RECORD EXTRACTS:

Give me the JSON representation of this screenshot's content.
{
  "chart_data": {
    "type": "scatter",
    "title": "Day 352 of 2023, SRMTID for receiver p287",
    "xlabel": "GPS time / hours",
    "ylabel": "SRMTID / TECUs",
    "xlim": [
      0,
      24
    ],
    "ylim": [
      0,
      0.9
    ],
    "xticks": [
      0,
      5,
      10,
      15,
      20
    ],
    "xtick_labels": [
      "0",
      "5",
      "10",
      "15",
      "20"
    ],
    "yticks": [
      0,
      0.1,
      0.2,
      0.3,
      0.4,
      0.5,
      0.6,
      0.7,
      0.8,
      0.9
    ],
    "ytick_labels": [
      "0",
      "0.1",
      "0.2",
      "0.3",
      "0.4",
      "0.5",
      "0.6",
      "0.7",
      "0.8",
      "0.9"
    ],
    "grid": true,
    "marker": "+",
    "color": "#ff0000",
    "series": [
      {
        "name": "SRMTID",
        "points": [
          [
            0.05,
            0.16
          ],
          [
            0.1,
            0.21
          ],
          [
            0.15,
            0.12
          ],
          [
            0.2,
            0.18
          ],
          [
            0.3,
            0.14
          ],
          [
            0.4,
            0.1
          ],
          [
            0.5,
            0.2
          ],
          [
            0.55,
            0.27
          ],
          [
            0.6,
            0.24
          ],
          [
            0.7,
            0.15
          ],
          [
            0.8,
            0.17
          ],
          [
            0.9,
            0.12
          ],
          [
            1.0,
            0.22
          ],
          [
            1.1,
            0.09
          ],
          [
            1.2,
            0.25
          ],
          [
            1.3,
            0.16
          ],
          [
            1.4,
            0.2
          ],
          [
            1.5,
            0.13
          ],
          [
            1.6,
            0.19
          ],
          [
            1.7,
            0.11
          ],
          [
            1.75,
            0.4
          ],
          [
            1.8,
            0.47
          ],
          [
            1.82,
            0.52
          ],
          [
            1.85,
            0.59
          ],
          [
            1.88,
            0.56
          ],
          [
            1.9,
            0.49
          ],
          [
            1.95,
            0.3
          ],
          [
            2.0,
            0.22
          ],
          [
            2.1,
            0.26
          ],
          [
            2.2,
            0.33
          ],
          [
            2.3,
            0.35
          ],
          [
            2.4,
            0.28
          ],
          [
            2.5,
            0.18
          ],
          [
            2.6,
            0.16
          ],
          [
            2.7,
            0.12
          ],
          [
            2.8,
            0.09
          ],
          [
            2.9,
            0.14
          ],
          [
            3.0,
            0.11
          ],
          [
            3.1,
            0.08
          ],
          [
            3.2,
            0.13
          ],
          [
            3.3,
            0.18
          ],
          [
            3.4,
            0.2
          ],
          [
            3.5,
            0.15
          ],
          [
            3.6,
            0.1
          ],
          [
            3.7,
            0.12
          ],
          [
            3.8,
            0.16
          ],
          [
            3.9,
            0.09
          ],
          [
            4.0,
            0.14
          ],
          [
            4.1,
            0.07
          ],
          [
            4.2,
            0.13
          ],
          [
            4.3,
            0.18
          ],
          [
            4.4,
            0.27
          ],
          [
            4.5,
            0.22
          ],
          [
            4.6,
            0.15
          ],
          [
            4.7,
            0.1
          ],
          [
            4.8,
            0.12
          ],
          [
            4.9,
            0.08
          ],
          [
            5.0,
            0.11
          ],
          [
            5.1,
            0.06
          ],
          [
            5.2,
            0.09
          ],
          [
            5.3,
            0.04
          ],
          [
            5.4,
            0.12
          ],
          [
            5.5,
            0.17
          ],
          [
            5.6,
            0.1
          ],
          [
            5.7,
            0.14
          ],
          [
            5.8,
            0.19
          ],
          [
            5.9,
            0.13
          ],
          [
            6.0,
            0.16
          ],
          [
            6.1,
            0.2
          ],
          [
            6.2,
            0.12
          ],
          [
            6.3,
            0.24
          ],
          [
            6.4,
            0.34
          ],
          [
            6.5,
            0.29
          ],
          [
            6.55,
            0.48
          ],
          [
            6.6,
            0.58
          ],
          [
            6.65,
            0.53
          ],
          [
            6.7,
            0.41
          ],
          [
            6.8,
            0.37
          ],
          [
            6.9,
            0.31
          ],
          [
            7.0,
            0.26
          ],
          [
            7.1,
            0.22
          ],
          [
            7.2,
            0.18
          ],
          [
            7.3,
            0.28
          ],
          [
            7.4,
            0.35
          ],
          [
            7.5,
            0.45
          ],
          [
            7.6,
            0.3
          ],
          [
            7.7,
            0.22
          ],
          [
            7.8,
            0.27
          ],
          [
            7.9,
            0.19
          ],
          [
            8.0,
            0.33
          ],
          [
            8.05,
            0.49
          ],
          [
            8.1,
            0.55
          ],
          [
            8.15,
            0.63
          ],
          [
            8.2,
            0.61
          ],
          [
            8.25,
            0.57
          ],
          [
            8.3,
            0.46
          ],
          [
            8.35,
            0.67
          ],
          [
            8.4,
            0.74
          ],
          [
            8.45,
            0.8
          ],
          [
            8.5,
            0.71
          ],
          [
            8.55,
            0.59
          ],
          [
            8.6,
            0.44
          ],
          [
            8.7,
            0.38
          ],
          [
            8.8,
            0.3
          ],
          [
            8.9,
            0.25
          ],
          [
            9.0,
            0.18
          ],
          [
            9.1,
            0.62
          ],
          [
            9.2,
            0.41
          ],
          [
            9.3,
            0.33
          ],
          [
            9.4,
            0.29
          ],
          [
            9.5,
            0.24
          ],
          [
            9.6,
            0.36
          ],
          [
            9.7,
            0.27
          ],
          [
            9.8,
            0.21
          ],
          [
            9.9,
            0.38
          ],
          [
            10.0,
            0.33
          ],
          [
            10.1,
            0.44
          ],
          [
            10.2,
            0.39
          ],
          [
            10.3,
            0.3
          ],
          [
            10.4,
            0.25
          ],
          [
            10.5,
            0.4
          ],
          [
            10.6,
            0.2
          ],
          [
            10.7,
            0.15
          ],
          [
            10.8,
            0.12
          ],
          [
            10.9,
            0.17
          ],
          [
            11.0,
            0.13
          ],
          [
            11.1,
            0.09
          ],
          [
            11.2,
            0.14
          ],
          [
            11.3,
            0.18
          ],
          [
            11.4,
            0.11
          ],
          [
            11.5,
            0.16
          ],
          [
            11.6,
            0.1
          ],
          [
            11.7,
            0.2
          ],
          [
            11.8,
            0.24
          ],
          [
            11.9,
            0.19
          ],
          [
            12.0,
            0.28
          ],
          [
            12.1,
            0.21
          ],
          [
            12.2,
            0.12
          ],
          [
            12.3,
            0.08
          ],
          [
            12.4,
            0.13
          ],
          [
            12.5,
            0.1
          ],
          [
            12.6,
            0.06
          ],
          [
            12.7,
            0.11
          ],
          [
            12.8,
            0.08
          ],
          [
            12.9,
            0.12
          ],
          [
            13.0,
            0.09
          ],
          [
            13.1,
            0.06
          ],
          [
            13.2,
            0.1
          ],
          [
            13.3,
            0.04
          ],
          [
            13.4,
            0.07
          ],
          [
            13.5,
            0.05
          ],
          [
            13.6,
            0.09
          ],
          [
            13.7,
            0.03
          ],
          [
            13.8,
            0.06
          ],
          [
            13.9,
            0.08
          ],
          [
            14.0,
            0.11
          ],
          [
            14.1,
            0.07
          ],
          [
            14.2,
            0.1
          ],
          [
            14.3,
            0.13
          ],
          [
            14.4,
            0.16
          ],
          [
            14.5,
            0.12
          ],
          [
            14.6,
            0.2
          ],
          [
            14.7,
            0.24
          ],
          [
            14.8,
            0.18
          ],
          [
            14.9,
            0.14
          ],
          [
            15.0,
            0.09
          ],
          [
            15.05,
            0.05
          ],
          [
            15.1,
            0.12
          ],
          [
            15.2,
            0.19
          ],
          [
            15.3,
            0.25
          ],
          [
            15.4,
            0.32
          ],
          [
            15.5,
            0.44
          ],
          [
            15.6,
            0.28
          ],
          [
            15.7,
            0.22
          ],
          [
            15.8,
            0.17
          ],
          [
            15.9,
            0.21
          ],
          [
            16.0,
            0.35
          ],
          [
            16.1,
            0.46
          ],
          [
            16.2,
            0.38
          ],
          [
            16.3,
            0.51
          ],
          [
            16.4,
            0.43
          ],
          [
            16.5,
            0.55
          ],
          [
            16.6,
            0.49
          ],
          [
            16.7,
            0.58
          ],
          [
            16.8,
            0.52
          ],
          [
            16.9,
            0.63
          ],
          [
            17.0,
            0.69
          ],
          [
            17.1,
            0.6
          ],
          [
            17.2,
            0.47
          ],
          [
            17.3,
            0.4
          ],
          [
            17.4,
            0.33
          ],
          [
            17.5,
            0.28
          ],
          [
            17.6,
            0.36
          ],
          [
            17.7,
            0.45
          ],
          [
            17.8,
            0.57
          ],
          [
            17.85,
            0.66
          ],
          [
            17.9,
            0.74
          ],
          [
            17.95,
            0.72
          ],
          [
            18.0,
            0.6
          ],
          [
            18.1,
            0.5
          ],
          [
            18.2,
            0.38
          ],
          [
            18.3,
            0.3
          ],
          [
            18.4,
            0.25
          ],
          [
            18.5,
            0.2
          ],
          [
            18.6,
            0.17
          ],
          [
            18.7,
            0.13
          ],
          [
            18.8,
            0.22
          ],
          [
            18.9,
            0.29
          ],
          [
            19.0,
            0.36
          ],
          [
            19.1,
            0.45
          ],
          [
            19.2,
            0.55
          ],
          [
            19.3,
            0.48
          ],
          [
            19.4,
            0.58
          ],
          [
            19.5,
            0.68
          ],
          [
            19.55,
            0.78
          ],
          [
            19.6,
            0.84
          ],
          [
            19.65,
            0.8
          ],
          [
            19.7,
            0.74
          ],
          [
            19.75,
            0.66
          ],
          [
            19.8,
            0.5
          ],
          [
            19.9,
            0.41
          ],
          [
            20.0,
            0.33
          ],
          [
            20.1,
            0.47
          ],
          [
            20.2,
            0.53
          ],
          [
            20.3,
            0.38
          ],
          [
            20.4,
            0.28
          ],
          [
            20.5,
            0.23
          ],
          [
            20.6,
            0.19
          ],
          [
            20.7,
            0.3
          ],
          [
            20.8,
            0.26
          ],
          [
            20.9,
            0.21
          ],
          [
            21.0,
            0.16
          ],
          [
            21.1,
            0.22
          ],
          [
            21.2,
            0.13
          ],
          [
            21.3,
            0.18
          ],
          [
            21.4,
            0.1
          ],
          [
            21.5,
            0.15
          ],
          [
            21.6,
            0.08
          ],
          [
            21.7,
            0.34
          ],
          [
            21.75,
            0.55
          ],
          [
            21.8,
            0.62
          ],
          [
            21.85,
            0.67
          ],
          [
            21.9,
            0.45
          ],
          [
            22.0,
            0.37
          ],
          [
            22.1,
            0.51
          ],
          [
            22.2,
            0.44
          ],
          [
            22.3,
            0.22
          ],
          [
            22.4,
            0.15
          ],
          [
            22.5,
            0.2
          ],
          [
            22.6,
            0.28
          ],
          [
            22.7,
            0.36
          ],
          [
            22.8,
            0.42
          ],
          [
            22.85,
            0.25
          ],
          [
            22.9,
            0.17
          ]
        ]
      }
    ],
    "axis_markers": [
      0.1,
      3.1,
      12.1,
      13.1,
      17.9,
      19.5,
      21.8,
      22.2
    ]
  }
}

TASK DIRECTIONS:
Whenever "SRMTID" turns up in a line, pick that line out.

RESULT FOR THIS EXERCISE:
    "title": "Day 352 of 2023, SRMTID for receiver p287",
    "ylabel": "SRMTID / TECUs",
        "name": "SRMTID",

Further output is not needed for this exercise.